## What to produce
The data below is to be returned in full and exactly.

## Data lines

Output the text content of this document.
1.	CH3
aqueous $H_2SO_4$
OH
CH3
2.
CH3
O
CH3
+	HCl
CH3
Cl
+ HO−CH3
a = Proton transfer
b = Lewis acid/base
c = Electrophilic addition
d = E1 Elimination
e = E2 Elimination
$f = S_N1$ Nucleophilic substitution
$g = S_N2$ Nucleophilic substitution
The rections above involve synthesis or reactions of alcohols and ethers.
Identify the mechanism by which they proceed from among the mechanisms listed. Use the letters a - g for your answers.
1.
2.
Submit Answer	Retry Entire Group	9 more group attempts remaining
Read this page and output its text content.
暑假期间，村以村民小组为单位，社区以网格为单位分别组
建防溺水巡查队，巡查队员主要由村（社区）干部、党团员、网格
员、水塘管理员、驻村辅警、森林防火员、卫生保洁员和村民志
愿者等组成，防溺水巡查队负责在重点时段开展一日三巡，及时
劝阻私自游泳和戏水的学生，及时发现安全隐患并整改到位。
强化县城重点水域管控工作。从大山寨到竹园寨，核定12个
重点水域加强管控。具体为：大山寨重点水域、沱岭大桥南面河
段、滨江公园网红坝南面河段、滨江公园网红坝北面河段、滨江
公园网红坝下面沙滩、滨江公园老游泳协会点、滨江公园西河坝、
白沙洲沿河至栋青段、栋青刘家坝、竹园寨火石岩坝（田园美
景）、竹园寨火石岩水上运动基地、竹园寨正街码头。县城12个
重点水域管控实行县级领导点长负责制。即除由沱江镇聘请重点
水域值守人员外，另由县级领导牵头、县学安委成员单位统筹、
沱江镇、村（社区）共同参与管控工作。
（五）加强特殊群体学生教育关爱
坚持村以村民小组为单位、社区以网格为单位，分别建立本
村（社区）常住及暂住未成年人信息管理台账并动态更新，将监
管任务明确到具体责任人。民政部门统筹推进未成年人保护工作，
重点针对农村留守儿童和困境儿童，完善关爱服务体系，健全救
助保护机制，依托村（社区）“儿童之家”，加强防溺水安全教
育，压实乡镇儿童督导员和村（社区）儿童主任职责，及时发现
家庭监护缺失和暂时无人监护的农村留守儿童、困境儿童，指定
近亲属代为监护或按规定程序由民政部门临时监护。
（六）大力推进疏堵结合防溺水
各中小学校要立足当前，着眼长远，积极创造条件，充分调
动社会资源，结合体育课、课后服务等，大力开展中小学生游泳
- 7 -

## Solution for this exercise
Output the text content of this document.
1.	CH3
aqueous $H_2SO_4$
OH
CH3
2.
CH3
O
CH3
+	HCl
CH3
Cl
+ HO−CH3
a = Proton transfer
b = Lewis acid/base
c = Electrophilic addition
d = E1 Elimination
e = E2 Elimination
$f = S_N1$ Nucleophilic substitution
$g = S_N2$ Nucleophilic substitution
The rections above involve synthesis or reactions of alcohols and ethers.
Identify the mechanism by which they proceed from among the mechanisms listed. Use the letters a - g for your answers.
1.
2.
Submit Answer	Retry Entire Group	9 more group attempts remaining
Read this page and output its text content.
暑假期间，村以村民小组为单位，社区以网格为单位分别组
建防溺水巡查队，巡查队员主要由村（社区）干部、党团员、网格
员、水塘管理员、驻村辅警、森林防火员、卫生保洁员和村民志
愿者等组成，防溺水巡查队负责在重点时段开展一日三巡，及时
劝阻私自游泳和戏水的学生，及时发现安全隐患并整改到位。
强化县城重点水域管控工作。从大山寨到竹园寨，核定12个
重点水域加强管控。具体为：大山寨重点水域、沱岭大桥南面河
段、滨江公园网红坝南面河段、滨江公园网红坝北面河段、滨江
公园网红坝下面沙滩、滨江公园老游泳协会点、滨江公园西河坝、
白沙洲沿河至栋青段、栋青刘家坝、竹园寨火石岩坝（田园美
景）、竹园寨火石岩水上运动基地、竹园寨正街码头。县城12个
重点水域管控实行县级领导点长负责制。即除由沱江镇聘请重点
水域值守人员外，另由县级领导牵头、县学安委成员单位统筹、
沱江镇、村（社区）共同参与管控工作。
（五）加强特殊群体学生教育关爱
坚持村以村民小组为单位、社区以网格为单位，分别建立本
村（社区）常住及暂住未成年人信息管理台账并动态更新，将监
管任务明确到具体责任人。民政部门统筹推进未成年人保护工作，
重点针对农村留守儿童和困境儿童，完善关爱服务体系，健全救
助保护机制，依托村（社区）“儿童之家”，加强防溺水安全教
育，压实乡镇儿童督导员和村（社区）儿童主任职责，及时发现
家庭监护缺失和暂时无人监护的农村留守儿童、困境儿童，指定
近亲属代为监护或按规定程序由民政部门临时监护。
（六）大力推进疏堵结合防溺水
各中小学校要立足当前，着眼长远，积极创造条件，充分调
动社会资源，结合体育课、课后服务等，大力开展中小学生游泳
- 7 -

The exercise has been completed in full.